WRITTEN EXERCISE: Copy each line below that contains "stopnia".

MATERIAL PROVIDED:
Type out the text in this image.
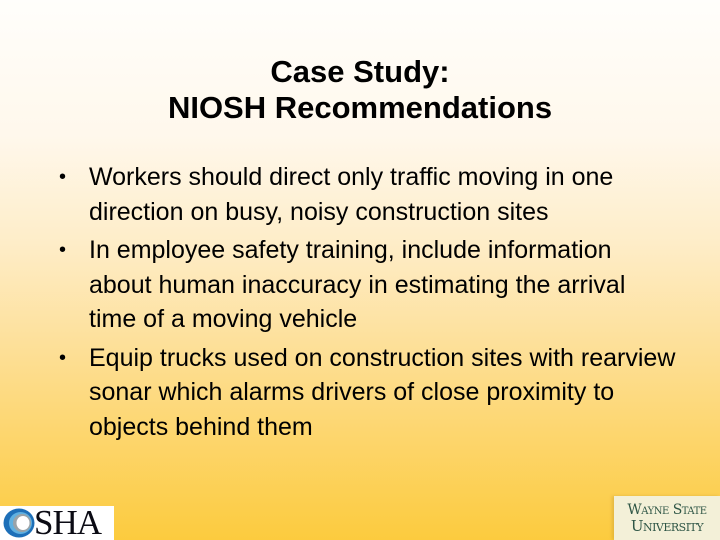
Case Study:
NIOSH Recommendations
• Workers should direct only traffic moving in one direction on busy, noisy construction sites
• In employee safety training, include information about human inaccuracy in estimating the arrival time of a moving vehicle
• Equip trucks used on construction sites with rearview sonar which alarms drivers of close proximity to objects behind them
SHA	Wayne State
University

==

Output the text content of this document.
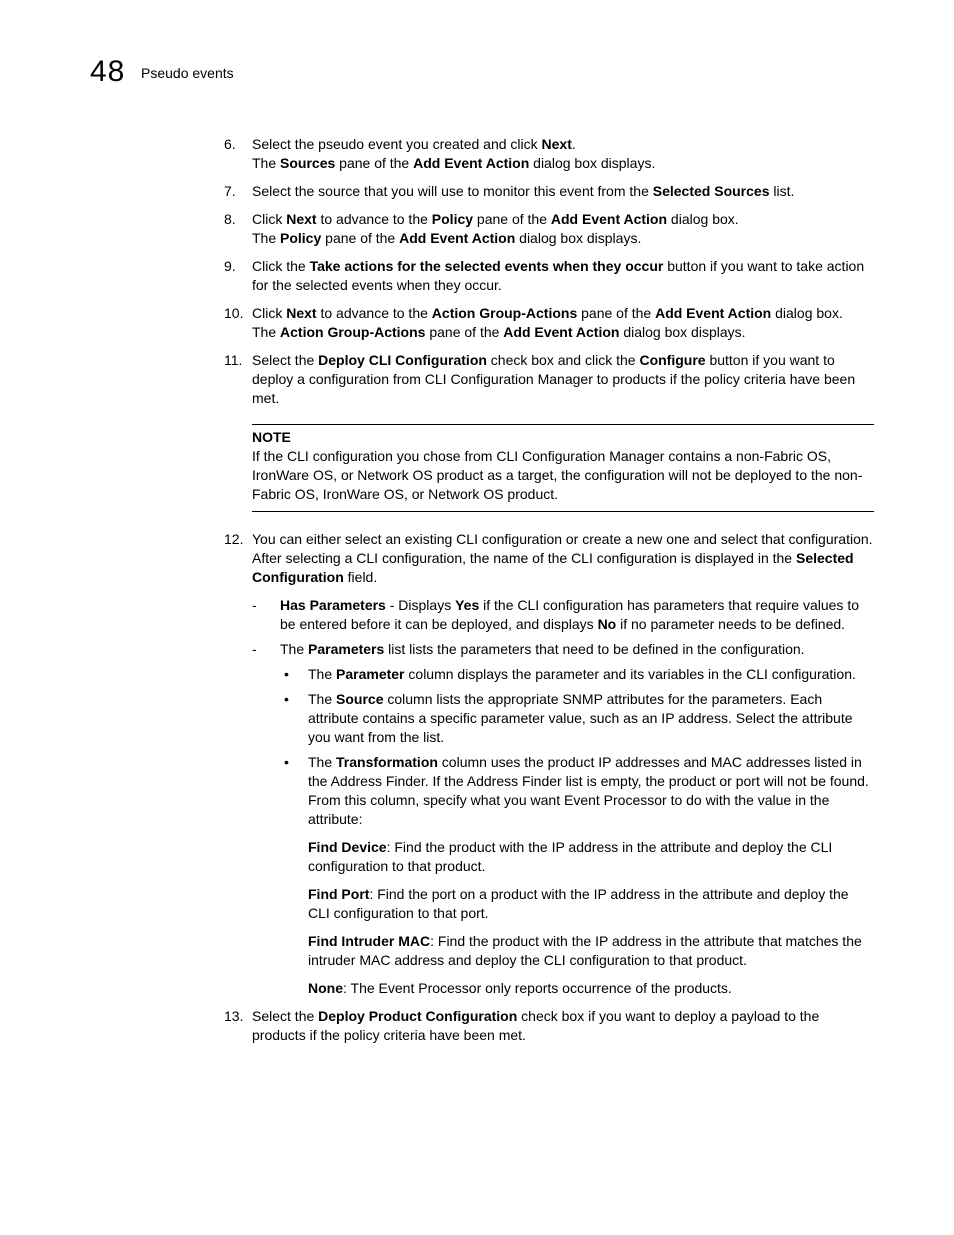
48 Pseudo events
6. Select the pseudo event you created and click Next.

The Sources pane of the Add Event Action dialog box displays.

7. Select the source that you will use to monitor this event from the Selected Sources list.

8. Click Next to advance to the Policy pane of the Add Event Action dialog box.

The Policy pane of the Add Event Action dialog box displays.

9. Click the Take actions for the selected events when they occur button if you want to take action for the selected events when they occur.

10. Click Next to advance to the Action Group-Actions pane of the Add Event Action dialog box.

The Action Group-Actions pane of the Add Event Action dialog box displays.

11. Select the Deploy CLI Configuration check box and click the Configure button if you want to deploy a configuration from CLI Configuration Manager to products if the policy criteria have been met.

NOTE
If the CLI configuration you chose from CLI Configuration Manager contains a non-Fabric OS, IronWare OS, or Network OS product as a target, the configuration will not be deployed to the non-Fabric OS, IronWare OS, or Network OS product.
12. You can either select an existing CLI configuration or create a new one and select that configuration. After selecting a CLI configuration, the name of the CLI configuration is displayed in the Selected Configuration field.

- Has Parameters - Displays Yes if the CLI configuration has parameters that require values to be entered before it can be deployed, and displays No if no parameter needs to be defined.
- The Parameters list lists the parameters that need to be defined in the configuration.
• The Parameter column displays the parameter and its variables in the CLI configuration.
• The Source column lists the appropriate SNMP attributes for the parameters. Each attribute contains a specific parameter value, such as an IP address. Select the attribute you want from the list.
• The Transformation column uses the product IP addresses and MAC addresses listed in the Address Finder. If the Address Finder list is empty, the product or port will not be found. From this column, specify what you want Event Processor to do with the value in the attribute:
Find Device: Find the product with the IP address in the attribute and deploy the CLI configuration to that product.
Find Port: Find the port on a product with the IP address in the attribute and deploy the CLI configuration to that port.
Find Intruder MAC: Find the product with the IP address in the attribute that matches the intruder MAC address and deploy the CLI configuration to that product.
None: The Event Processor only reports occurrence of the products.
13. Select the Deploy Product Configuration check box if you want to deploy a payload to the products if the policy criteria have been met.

==

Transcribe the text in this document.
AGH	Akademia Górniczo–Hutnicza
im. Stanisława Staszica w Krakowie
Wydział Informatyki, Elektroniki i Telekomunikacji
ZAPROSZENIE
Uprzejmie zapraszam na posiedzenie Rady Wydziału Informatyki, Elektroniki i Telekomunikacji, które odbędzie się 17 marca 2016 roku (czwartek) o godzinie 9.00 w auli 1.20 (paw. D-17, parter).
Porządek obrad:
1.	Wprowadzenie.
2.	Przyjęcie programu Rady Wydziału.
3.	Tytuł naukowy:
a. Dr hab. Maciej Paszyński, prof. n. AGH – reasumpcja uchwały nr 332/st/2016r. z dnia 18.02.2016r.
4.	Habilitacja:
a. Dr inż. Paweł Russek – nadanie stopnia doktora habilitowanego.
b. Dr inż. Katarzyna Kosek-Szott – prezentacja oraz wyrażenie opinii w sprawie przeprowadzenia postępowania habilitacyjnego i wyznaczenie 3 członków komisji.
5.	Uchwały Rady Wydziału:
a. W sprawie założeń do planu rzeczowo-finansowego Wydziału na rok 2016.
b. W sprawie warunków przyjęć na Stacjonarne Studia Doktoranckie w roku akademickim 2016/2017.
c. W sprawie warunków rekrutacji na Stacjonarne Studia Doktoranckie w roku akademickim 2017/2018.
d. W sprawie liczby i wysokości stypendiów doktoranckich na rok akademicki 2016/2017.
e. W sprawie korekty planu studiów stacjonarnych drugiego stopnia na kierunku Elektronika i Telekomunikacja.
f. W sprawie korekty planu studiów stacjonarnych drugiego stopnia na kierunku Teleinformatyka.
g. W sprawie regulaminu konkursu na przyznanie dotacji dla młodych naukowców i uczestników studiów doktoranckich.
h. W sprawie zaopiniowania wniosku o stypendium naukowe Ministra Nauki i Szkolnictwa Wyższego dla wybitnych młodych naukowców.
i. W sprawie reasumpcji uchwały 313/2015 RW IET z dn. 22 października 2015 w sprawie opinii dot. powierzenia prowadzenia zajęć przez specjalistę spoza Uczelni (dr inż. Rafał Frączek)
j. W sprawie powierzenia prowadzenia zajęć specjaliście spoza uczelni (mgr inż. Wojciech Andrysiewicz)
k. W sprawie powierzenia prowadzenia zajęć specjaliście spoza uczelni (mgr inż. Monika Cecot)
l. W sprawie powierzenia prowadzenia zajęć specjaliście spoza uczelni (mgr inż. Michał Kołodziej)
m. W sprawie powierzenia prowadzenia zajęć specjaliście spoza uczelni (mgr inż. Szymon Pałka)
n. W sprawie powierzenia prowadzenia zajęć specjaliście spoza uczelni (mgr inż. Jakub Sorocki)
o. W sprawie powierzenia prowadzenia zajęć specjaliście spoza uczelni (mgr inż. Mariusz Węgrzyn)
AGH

EXERCISE RESULT:
a. Dr inż. Paweł Russek – nadanie stopnia doktora habilitowanego.
e. W sprawie korekty planu studiów stacjonarnych drugiego stopnia na kierunku Elektronika i Telekomunikacja.
f. W sprawie korekty planu studiów stacjonarnych drugiego stopnia na kierunku Teleinformatyka.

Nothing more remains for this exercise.